** BEGIN Selected passage **

Jump to content
While the thread author can add an update and reopen discussion, this thread was last posted in over a month ago. Want to continue the conversation? Feel free to start a new thread instead!

Recommended Posts

Posted

my GF of 14 months broke up with me on Sunday.I am devistated.

The story, i'll try and keep it short.

we have been together for 14 months knwn each other for 10+ years.

we have been fighting over stuff lately, mostly me. She just restarted school and i totally support her for that. She has a 5 year old son who is in school as well. I pick him up from school so that she can go to school, i work from my home and have the ability and his school is 3 minutes from my home.

Since school started for her she has not given me any attention, she has tons of homework, nursing school, i understand that. Her son takes up a lot of time as well, i understand that. But i felt and told her that i thought i was giving out way too much for what i was getting in return, i know that sounds selfish. We went back and forth about it and she said she just doesn't have the mental capacity right now to deal with school, her kid, finding work and me. So she decided to get rid of me.

 

I think i am hurt cause we used to spend every free minute together with our kids, i have 2 she has one none together. I just got used to always being there with her.

** END Selected passage **

_Problem_
Answer these questions using the forum post above:
1. How long had the poster and the girlfriend been together?
2. How far is the son's school from the poster's home?
3. What type of school did the girlfriend start attending?

** BEGIN Data shown **

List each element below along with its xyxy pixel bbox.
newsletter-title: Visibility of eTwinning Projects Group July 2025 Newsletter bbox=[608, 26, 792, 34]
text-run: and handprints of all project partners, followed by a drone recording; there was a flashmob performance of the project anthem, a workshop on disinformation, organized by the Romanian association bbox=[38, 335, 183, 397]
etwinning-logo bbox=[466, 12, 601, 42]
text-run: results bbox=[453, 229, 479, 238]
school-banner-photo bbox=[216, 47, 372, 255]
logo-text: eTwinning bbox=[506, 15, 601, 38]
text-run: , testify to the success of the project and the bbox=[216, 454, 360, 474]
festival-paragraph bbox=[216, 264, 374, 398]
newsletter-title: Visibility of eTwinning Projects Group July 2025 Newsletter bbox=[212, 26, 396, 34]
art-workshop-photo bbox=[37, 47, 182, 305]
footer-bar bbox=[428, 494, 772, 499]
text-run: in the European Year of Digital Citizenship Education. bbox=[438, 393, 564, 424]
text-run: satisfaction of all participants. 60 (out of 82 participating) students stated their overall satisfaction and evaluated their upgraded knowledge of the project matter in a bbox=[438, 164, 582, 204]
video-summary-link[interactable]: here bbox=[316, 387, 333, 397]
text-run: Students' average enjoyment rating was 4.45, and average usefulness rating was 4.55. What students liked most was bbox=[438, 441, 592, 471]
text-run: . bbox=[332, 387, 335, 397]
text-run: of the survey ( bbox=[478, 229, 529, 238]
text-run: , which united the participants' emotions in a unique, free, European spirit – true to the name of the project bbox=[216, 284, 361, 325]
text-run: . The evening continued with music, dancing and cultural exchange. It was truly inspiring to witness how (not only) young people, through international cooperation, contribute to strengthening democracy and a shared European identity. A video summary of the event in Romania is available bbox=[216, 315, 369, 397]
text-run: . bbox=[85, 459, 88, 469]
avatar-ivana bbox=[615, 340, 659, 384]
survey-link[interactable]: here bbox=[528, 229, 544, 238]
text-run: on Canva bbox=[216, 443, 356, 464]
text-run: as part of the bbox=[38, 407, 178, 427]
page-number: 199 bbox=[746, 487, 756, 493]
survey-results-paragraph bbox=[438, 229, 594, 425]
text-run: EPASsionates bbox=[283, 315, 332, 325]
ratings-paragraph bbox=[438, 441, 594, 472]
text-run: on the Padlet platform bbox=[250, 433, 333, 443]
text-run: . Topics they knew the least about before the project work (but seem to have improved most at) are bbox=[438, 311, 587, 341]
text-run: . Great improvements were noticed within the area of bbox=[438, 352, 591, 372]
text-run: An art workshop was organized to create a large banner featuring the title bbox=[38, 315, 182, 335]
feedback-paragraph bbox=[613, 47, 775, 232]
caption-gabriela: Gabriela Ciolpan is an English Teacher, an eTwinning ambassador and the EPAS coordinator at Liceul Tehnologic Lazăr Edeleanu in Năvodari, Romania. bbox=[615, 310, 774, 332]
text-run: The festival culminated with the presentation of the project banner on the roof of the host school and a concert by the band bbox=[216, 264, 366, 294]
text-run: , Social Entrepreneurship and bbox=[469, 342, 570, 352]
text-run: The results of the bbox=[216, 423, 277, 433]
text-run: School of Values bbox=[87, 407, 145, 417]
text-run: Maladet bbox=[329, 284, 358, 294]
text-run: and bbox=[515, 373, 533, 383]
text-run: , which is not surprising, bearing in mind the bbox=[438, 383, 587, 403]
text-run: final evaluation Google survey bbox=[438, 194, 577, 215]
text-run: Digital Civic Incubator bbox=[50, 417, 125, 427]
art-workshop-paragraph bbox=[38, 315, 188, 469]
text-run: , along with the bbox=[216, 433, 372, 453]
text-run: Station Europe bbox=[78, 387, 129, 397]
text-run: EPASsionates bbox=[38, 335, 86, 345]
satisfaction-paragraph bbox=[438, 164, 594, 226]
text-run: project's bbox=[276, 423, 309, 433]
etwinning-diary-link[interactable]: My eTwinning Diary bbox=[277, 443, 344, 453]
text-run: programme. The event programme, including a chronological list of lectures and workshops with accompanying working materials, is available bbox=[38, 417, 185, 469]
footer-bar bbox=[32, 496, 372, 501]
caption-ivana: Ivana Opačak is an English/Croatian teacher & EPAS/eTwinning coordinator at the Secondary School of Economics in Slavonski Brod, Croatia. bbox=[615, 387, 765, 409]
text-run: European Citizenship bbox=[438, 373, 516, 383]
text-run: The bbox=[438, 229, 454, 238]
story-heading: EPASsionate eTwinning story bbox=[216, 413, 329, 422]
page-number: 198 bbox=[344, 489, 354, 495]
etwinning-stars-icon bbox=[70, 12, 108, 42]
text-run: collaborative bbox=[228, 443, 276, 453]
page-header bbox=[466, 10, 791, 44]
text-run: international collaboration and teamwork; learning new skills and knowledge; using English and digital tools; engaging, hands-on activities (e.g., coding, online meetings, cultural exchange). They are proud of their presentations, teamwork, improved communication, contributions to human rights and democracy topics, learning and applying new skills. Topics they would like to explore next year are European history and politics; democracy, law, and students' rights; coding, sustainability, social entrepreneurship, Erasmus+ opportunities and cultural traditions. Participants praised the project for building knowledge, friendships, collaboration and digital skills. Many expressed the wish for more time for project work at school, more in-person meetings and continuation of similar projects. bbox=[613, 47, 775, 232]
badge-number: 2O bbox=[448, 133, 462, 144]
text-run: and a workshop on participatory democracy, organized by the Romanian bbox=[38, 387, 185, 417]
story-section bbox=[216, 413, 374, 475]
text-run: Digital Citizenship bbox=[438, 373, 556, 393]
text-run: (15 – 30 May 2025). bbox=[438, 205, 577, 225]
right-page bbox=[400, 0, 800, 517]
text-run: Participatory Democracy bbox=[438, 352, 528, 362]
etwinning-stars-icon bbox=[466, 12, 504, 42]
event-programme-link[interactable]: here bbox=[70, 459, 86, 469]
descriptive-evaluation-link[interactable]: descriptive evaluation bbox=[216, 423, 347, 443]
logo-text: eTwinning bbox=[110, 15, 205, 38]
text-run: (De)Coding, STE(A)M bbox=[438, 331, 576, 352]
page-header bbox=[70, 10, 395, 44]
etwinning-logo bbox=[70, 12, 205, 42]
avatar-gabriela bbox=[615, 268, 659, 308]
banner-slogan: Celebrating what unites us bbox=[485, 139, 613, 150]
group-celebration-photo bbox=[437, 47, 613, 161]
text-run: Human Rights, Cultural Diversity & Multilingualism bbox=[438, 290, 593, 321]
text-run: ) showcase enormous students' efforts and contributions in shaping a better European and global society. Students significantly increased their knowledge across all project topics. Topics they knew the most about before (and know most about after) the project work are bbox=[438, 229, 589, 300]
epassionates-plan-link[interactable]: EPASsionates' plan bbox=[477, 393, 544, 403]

** END Data shown **

_Result of this task_
1. 14 months.
2. 3 minutes.
3. Nursing school.